◆ DIRECTIVE ◆
Every record must be transcribed in its entirety, apart from the images, which are to be omitted.

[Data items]
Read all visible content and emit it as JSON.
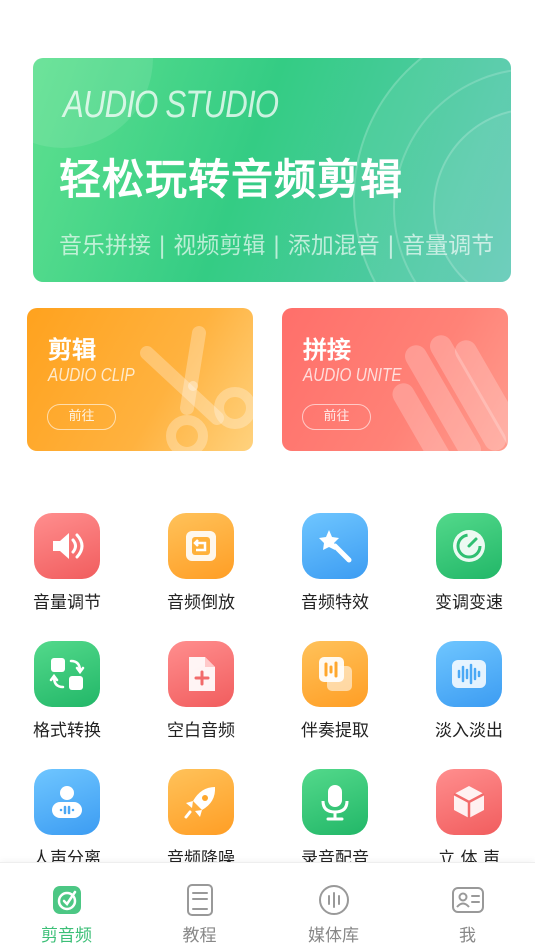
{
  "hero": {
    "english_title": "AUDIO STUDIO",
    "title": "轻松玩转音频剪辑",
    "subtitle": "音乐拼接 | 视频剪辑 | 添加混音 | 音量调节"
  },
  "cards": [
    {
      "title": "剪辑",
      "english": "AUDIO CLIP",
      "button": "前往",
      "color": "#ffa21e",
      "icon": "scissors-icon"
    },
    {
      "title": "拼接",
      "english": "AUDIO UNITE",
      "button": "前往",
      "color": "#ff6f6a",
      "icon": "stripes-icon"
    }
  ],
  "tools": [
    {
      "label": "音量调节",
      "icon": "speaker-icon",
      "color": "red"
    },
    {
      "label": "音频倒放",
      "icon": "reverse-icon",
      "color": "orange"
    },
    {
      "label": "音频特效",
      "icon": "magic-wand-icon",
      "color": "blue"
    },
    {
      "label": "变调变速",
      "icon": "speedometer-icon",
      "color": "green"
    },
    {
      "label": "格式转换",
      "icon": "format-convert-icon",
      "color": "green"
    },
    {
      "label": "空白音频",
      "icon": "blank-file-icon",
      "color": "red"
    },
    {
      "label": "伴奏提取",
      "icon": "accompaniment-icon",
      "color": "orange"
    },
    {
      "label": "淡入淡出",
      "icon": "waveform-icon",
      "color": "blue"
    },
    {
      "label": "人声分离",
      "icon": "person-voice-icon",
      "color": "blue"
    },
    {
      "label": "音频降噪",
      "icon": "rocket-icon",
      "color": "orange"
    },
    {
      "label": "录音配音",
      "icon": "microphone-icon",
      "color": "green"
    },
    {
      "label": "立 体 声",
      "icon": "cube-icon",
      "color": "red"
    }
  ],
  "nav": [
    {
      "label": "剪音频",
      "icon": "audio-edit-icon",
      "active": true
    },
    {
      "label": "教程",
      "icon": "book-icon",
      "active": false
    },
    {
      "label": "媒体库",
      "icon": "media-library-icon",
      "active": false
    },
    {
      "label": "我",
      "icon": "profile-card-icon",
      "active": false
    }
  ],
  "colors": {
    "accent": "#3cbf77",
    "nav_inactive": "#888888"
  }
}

◆ TASK ANSWER ◆
Read all visible content and emit it as JSON.
{
  "hero": {
    "english_title": "AUDIO STUDIO",
    "title": "轻松玩转音频剪辑",
    "subtitle": "音乐拼接 | 视频剪辑 | 添加混音 | 音量调节"
  },
  "cards": [
    {
      "title": "剪辑",
      "english": "AUDIO CLIP",
      "button": "前往",
      "color": "#ffa21e",
      "icon": "scissors-icon"
    },
    {
      "title": "拼接",
      "english": "AUDIO UNITE",
      "button": "前往",
      "color": "#ff6f6a",
      "icon": "stripes-icon"
    }
  ],
  "tools": [
    {
      "label": "音量调节",
      "icon": "speaker-icon",
      "color": "red"
    },
    {
      "label": "音频倒放",
      "icon": "reverse-icon",
      "color": "orange"
    },
    {
      "label": "音频特效",
      "icon": "magic-wand-icon",
      "color": "blue"
    },
    {
      "label": "变调变速",
      "icon": "speedometer-icon",
      "color": "green"
    },
    {
      "label": "格式转换",
      "icon": "format-convert-icon",
      "color": "green"
    },
    {
      "label": "空白音频",
      "icon": "blank-file-icon",
      "color": "red"
    },
    {
      "label": "伴奏提取",
      "icon": "accompaniment-icon",
      "color": "orange"
    },
    {
      "label": "淡入淡出",
      "icon": "waveform-icon",
      "color": "blue"
    },
    {
      "label": "人声分离",
      "icon": "person-voice-icon",
      "color": "blue"
    },
    {
      "label": "音频降噪",
      "icon": "rocket-icon",
      "color": "orange"
    },
    {
      "label": "录音配音",
      "icon": "microphone-icon",
      "color": "green"
    },
    {
      "label": "立 体 声",
      "icon": "cube-icon",
      "color": "red"
    }
  ],
  "nav": [
    {
      "label": "剪音频",
      "icon": "audio-edit-icon",
      "active": true
    },
    {
      "label": "教程",
      "icon": "book-icon",
      "active": false
    },
    {
      "label": "媒体库",
      "icon": "media-library-icon",
      "active": false
    },
    {
      "label": "我",
      "icon": "profile-card-icon",
      "active": false
    }
  ],
  "colors": {
    "accent": "#3cbf77",
    "nav_inactive": "#888888"
  }
}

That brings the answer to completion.